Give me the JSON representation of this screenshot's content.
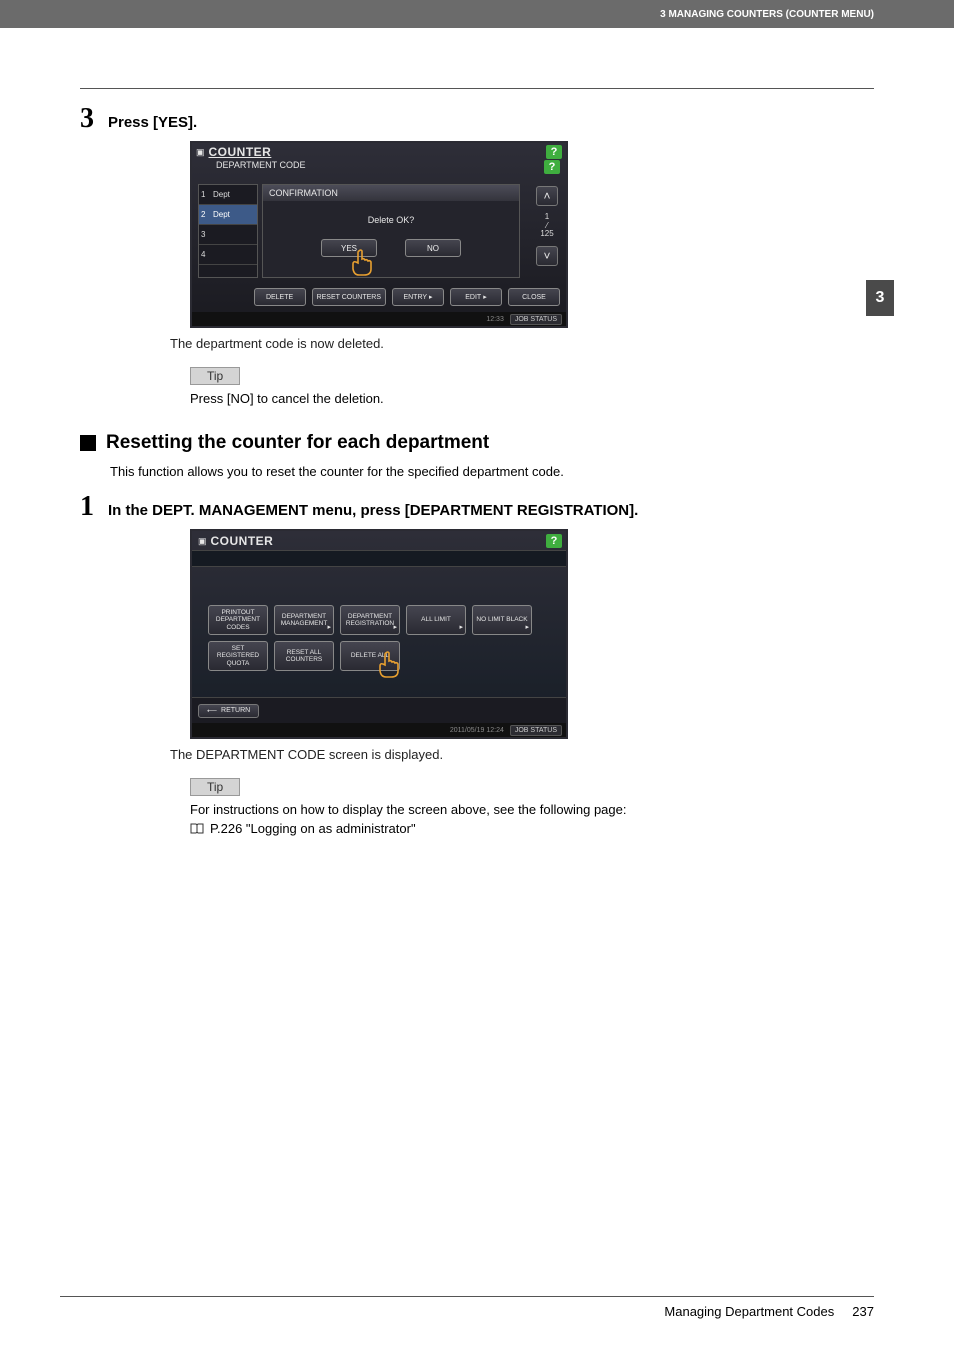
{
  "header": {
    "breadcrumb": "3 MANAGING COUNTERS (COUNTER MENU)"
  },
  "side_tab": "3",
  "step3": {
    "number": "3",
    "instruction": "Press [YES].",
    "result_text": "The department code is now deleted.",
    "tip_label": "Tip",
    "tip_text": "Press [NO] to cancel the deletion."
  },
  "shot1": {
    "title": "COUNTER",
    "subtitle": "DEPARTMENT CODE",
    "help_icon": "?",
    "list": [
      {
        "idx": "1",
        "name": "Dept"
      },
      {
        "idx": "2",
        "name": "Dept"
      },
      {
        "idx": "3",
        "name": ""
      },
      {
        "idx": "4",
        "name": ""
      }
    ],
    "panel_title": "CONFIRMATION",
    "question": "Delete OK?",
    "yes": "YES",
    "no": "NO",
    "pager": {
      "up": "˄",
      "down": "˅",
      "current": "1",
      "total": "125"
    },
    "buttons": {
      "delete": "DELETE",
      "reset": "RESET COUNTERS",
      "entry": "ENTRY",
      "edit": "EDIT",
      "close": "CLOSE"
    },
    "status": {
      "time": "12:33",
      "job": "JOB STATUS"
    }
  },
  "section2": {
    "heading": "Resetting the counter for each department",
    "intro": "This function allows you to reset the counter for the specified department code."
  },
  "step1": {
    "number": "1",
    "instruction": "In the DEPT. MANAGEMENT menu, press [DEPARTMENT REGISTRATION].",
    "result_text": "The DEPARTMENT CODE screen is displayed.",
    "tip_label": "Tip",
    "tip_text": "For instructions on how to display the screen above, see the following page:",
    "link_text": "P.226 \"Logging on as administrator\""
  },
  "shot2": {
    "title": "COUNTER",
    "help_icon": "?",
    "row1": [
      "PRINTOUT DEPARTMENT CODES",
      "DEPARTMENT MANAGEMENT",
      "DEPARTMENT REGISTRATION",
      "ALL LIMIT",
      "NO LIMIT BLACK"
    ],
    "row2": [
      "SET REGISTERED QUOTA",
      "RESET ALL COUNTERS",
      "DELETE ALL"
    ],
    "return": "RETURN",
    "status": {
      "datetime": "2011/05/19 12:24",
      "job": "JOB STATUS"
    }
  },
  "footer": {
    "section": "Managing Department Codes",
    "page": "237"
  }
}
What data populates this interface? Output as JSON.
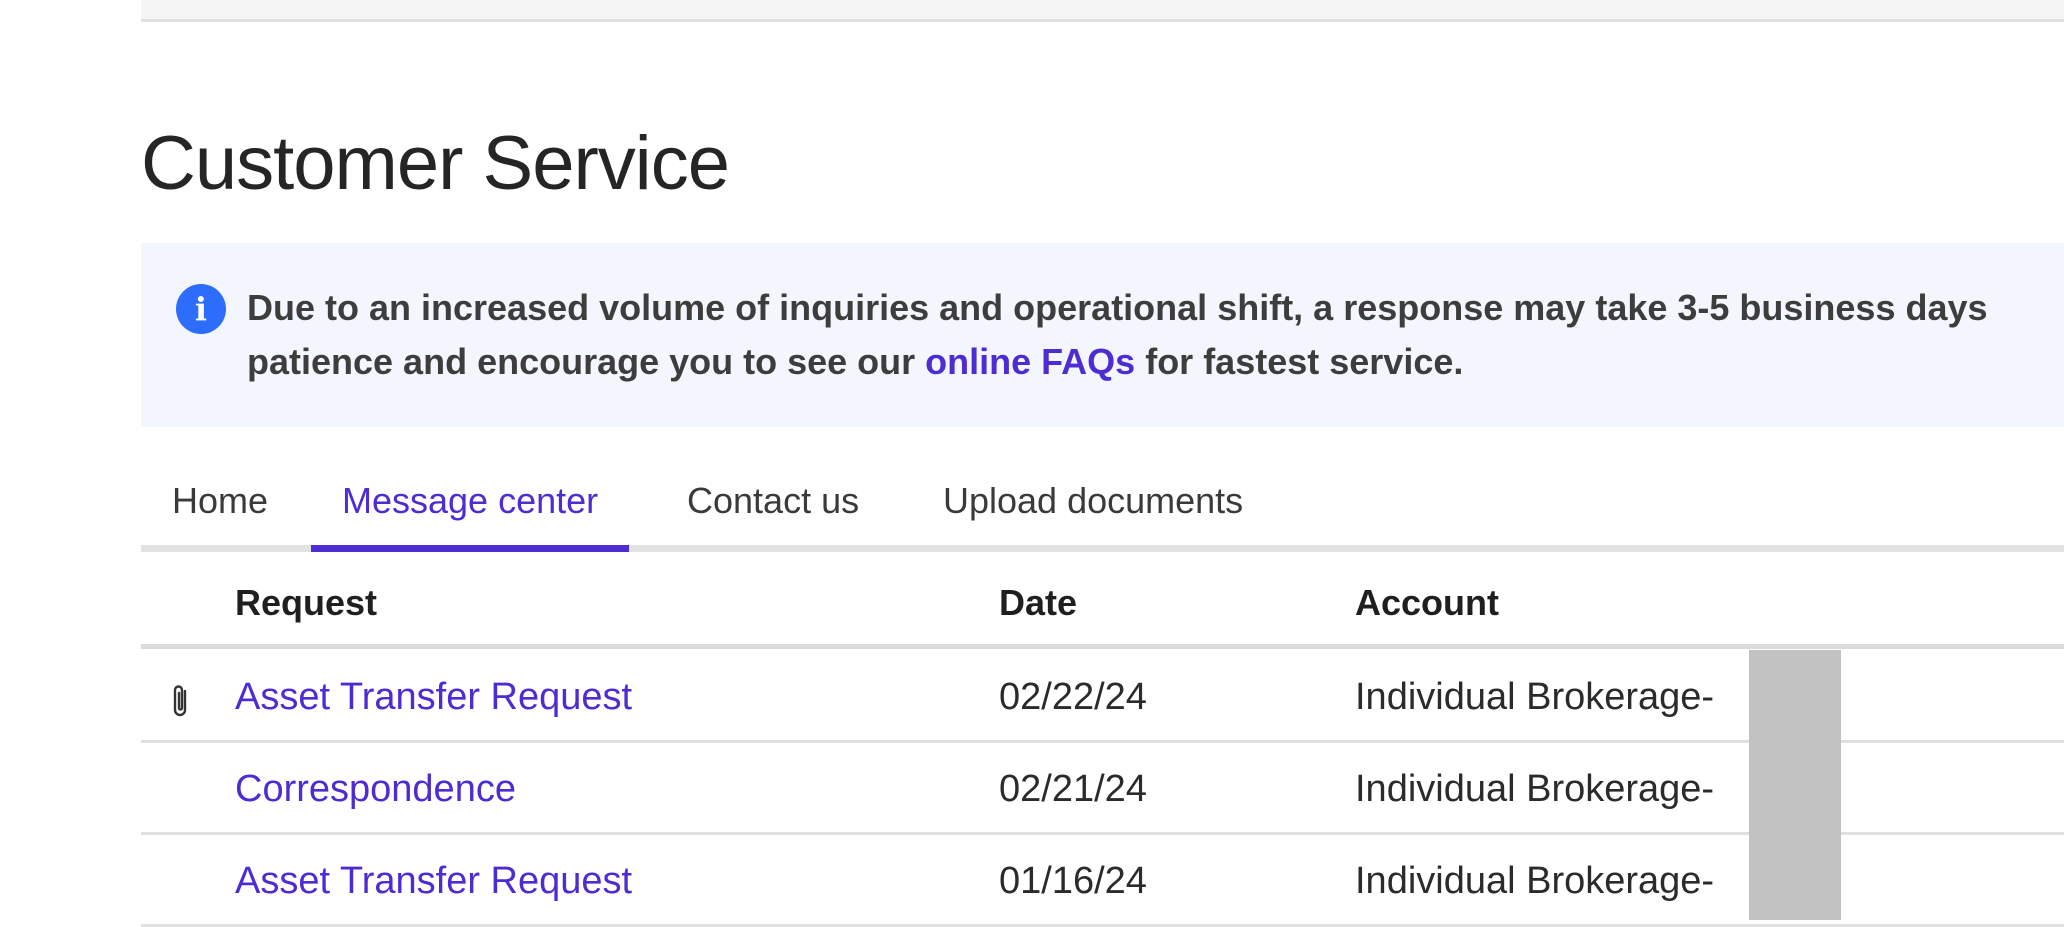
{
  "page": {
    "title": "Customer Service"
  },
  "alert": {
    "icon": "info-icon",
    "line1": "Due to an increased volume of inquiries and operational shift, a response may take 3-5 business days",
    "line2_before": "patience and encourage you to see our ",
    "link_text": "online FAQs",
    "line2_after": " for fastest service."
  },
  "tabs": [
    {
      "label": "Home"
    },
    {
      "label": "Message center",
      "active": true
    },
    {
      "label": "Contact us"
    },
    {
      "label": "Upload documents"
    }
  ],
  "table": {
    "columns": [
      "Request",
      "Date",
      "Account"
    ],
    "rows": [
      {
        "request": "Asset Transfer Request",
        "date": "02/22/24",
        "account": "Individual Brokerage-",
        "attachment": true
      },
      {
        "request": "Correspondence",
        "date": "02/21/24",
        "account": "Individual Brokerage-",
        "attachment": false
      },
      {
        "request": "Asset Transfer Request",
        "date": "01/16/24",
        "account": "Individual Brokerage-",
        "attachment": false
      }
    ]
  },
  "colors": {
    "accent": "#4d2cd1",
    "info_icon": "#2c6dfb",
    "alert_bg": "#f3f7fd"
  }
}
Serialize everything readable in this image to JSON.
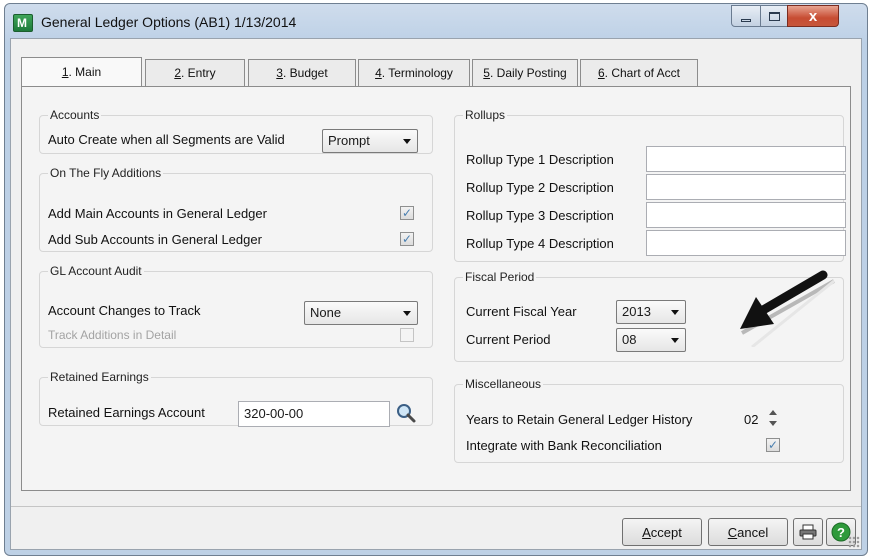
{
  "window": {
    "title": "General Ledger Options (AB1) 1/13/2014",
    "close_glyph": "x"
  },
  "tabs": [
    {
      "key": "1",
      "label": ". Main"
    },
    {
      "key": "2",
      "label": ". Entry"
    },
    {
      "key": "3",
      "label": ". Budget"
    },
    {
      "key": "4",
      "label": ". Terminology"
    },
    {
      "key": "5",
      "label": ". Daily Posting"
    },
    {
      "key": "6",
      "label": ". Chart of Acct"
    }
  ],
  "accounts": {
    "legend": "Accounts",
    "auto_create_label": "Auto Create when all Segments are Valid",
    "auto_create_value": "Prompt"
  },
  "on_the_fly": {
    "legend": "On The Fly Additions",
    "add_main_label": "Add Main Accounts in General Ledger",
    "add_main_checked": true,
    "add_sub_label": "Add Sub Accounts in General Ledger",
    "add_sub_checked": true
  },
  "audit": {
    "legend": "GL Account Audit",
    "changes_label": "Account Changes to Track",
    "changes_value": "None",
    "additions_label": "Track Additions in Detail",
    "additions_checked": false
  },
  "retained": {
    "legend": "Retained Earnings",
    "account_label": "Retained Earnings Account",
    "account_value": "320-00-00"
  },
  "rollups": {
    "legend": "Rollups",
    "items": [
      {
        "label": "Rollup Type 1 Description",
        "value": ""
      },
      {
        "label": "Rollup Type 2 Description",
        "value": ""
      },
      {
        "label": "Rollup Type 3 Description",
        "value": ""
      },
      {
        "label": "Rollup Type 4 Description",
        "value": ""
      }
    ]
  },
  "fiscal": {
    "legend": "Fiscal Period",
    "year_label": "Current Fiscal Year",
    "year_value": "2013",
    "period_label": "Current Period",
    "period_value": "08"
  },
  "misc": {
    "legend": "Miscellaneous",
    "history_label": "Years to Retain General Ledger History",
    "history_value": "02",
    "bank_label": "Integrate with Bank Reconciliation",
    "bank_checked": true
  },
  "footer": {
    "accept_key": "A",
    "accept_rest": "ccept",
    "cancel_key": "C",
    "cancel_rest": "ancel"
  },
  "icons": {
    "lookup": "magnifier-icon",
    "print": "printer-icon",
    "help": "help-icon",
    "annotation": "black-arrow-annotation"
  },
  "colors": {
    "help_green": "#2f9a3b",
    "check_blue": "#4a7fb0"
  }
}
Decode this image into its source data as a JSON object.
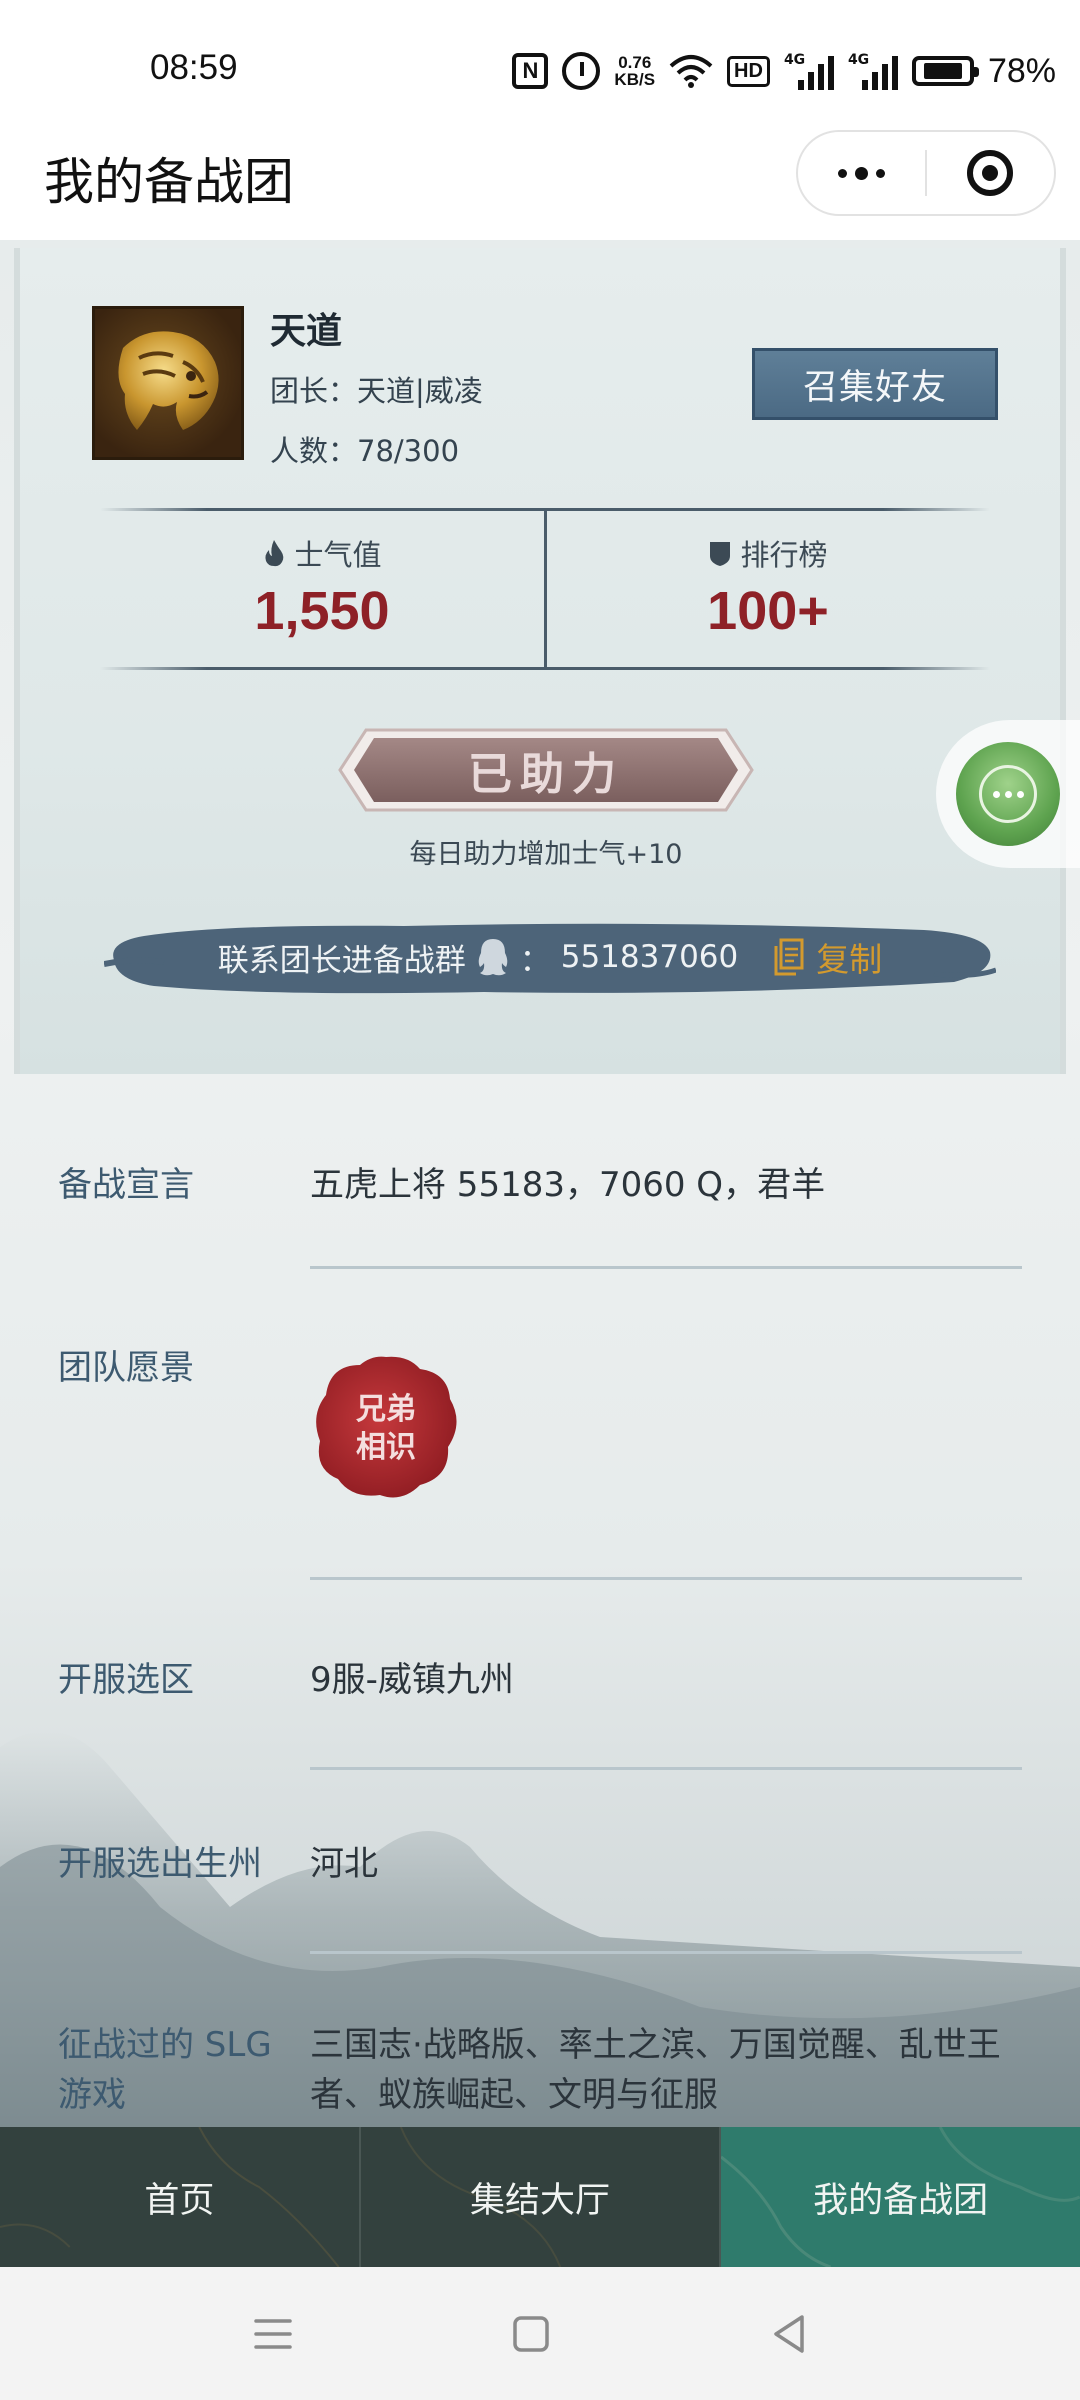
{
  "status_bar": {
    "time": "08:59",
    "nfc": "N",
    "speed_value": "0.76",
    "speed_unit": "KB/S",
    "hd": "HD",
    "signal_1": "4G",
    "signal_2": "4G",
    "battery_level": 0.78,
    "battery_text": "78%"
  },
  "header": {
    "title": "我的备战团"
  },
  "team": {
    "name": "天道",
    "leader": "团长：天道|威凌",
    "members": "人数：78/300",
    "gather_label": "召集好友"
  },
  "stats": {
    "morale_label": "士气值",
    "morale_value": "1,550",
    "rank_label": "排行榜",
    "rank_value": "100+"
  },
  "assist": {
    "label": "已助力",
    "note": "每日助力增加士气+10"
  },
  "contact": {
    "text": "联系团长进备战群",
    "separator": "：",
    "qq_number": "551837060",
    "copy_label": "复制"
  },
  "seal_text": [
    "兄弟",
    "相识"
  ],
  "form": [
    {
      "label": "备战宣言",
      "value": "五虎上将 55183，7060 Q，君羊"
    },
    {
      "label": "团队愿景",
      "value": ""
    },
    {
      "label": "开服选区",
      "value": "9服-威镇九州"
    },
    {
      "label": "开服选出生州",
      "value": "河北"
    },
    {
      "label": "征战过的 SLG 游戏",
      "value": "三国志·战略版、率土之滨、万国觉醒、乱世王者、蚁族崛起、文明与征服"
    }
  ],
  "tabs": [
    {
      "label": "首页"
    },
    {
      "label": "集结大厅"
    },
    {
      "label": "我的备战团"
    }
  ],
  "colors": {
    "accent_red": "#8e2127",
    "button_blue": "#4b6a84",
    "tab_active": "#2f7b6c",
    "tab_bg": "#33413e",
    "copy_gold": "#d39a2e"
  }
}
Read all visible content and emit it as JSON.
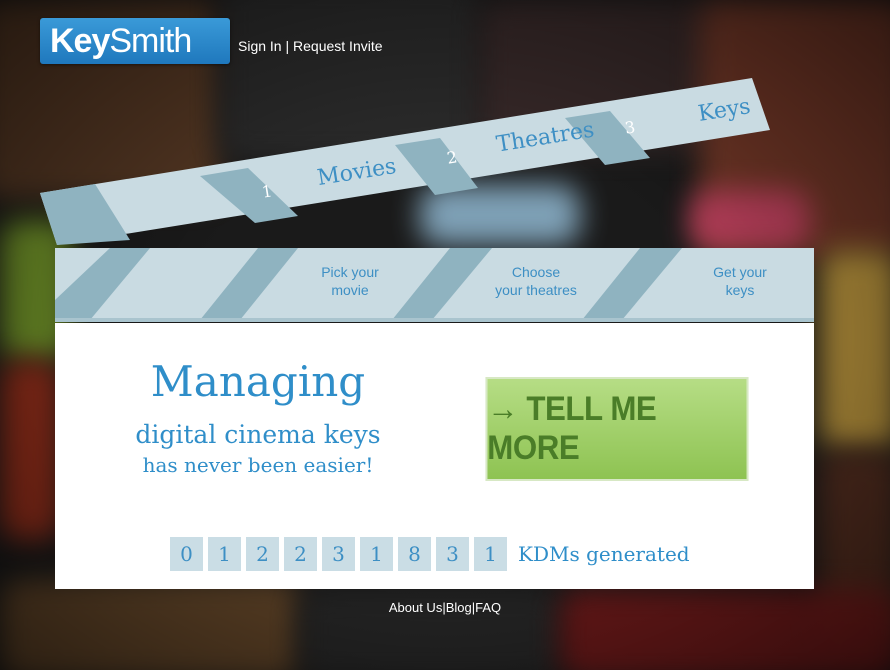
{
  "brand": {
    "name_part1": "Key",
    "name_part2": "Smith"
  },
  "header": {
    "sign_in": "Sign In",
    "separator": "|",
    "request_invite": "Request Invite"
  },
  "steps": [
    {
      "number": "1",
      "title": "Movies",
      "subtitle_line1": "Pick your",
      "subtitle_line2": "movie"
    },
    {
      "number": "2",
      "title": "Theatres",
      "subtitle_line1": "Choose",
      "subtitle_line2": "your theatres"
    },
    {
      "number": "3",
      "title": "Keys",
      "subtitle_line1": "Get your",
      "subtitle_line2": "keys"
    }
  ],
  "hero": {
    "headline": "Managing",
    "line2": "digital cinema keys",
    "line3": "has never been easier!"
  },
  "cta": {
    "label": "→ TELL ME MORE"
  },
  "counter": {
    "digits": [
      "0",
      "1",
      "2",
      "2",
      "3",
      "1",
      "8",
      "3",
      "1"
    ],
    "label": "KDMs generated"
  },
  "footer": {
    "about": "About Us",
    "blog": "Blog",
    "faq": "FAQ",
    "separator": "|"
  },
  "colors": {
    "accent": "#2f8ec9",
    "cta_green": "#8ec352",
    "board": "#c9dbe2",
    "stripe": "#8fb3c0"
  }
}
---
EXERCISE - Extract every line above containing the word "image".

RESULT OF THIS EXERCISE -
Serialize everything readable in this image to JSON.
Decode this image into its source data as a JSON object.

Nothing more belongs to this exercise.